◆ WORK TO DO ◆
Skip any picture you find and retype all the remaining lines exactly.

◆ TASK INPUT ◆
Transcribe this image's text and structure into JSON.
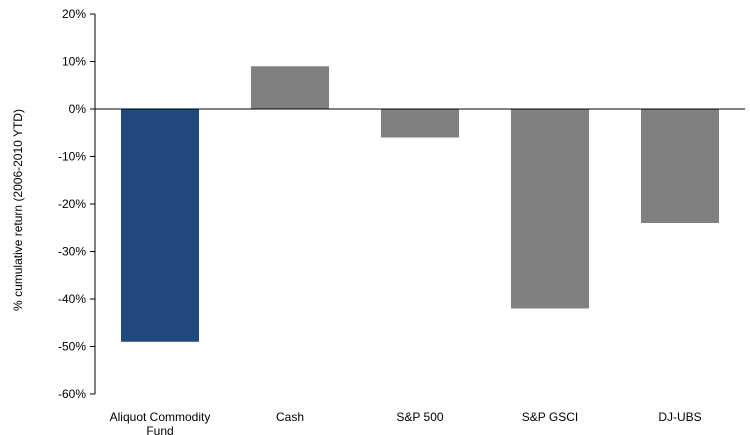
{
  "chart_data": {
    "type": "bar",
    "categories": [
      "Aliquot Commodity Fund",
      "Cash",
      "S&P 500",
      "S&P GSCI",
      "DJ-UBS"
    ],
    "category_label_lines": [
      [
        "Aliquot Commodity",
        "Fund"
      ],
      [
        "Cash"
      ],
      [
        "S&P 500"
      ],
      [
        "S&P GSCI"
      ],
      [
        "DJ-UBS"
      ]
    ],
    "values": [
      -49,
      9,
      -6,
      -42,
      -24
    ],
    "bar_colors": [
      "#1f497d",
      "#808080",
      "#808080",
      "#808080",
      "#808080"
    ],
    "ylabel": "% cumulative return (2006-2010 YTD)",
    "ylim": [
      -60,
      20
    ],
    "yticks": [
      20,
      10,
      0,
      -10,
      -20,
      -30,
      -40,
      -50,
      -60
    ],
    "ytick_labels": [
      "20%",
      "10%",
      "0%",
      "-10%",
      "-20%",
      "-30%",
      "-40%",
      "-50%",
      "-60%"
    ],
    "grid": false,
    "legend": "none"
  }
}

◆ FINAL RESULT ◆
Transcribe this image's text and structure into JSON.
{
  "chart_data": {
    "type": "bar",
    "categories": [
      "Aliquot Commodity Fund",
      "Cash",
      "S&P 500",
      "S&P GSCI",
      "DJ-UBS"
    ],
    "category_label_lines": [
      [
        "Aliquot Commodity",
        "Fund"
      ],
      [
        "Cash"
      ],
      [
        "S&P 500"
      ],
      [
        "S&P GSCI"
      ],
      [
        "DJ-UBS"
      ]
    ],
    "values": [
      -49,
      9,
      -6,
      -42,
      -24
    ],
    "bar_colors": [
      "#1f497d",
      "#808080",
      "#808080",
      "#808080",
      "#808080"
    ],
    "ylabel": "% cumulative return (2006-2010 YTD)",
    "ylim": [
      -60,
      20
    ],
    "yticks": [
      20,
      10,
      0,
      -10,
      -20,
      -30,
      -40,
      -50,
      -60
    ],
    "ytick_labels": [
      "20%",
      "10%",
      "0%",
      "-10%",
      "-20%",
      "-30%",
      "-40%",
      "-50%",
      "-60%"
    ],
    "grid": false,
    "legend": "none"
  }
}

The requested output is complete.